- _Records for this task_

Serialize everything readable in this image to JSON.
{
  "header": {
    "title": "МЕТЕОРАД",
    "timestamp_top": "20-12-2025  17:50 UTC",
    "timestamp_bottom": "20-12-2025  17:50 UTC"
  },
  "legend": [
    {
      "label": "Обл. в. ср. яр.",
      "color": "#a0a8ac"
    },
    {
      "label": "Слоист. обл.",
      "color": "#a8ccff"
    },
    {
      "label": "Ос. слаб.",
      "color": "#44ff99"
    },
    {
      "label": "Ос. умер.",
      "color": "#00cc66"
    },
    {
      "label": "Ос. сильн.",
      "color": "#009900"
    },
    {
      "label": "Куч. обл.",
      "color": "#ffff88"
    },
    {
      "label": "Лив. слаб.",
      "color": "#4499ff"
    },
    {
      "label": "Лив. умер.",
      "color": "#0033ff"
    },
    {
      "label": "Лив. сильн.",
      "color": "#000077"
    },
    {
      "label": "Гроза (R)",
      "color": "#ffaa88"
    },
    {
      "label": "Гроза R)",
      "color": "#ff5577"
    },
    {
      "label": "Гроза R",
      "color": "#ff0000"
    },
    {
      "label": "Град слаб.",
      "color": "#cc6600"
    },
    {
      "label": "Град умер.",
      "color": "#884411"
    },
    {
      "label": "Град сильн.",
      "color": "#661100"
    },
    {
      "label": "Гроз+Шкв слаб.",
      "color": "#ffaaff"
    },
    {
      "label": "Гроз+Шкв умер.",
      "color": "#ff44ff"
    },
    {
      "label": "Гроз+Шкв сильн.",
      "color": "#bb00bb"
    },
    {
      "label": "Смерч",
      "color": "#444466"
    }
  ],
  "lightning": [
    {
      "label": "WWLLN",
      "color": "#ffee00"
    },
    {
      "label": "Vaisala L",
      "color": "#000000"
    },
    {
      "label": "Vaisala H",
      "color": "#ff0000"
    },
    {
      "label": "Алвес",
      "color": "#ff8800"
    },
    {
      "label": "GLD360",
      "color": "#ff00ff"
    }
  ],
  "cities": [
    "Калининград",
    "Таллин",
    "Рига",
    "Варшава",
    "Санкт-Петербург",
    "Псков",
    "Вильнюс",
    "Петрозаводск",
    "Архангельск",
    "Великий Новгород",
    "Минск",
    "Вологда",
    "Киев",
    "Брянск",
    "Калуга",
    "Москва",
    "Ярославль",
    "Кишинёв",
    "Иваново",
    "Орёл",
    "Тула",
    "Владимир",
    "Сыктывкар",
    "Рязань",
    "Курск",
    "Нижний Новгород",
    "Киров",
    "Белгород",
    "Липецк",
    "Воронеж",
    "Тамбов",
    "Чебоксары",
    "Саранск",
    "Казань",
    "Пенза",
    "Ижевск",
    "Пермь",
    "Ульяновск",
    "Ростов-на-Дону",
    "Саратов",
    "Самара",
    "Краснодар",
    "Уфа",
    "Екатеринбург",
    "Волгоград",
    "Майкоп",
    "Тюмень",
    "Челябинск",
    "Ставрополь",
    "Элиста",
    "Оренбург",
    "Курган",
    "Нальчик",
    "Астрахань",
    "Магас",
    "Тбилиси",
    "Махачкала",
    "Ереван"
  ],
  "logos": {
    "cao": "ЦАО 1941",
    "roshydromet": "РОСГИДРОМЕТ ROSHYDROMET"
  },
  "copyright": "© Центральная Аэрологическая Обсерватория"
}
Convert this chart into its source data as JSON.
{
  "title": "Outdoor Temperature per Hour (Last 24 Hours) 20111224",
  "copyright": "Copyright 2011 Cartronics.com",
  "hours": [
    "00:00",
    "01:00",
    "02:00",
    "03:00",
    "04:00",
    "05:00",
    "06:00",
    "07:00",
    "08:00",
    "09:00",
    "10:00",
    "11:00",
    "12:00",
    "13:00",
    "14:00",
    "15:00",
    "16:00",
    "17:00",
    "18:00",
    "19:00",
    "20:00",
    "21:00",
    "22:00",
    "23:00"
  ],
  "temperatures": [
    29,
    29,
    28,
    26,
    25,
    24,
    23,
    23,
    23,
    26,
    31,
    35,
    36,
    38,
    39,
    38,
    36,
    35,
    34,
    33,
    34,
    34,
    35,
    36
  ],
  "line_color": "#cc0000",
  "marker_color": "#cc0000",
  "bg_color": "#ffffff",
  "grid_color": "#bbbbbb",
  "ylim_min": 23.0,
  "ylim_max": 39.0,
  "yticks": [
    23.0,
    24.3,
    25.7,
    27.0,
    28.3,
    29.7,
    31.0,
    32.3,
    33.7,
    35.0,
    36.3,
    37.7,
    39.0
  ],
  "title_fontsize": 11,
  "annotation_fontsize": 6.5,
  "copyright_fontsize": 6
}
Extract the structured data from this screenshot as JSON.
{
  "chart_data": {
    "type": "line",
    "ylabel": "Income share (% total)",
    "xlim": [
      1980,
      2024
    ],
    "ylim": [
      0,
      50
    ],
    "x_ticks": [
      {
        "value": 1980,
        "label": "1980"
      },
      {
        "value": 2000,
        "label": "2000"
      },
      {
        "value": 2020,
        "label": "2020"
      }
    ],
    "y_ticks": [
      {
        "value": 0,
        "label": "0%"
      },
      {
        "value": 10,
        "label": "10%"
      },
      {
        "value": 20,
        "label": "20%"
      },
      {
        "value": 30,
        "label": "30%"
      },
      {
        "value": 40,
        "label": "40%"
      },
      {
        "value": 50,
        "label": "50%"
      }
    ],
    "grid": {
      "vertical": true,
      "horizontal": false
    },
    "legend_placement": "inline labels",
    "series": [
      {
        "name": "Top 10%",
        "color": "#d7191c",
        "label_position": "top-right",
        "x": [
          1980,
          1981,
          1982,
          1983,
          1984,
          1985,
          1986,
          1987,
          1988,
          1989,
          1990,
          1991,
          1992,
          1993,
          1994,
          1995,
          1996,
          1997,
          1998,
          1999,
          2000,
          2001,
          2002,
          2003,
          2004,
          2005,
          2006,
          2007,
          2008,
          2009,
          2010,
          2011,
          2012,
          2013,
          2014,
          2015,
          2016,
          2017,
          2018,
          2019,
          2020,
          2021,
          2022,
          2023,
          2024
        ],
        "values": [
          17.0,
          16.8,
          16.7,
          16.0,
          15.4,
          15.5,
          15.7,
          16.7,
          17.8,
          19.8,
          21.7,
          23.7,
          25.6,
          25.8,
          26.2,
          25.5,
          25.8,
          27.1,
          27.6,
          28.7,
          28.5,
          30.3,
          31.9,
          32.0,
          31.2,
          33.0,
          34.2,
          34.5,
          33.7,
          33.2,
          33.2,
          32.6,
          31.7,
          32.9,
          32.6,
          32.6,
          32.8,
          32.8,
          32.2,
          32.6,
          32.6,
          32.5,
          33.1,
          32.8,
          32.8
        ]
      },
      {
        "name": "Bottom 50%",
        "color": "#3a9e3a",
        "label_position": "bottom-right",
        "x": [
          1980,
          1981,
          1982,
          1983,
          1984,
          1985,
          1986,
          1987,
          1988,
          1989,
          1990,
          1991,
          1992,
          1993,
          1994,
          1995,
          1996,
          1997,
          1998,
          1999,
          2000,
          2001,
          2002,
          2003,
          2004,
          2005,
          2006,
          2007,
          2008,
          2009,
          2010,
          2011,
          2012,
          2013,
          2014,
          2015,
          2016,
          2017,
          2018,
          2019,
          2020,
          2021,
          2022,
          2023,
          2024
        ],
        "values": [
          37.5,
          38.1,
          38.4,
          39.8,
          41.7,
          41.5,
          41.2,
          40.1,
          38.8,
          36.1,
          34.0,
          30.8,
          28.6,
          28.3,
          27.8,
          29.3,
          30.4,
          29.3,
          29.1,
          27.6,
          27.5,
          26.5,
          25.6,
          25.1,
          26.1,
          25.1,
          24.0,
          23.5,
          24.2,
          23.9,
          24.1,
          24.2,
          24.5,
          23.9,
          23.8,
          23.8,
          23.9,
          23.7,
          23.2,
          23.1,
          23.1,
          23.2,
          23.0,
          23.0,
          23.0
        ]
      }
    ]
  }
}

- _Task to complete_
Search the listing for the word "Гроза" and return each line that holds it.

- _Response to the exercise_
      "label": "Гроза (R)",
      "label": "Гроза R)",
      "label": "Гроза R",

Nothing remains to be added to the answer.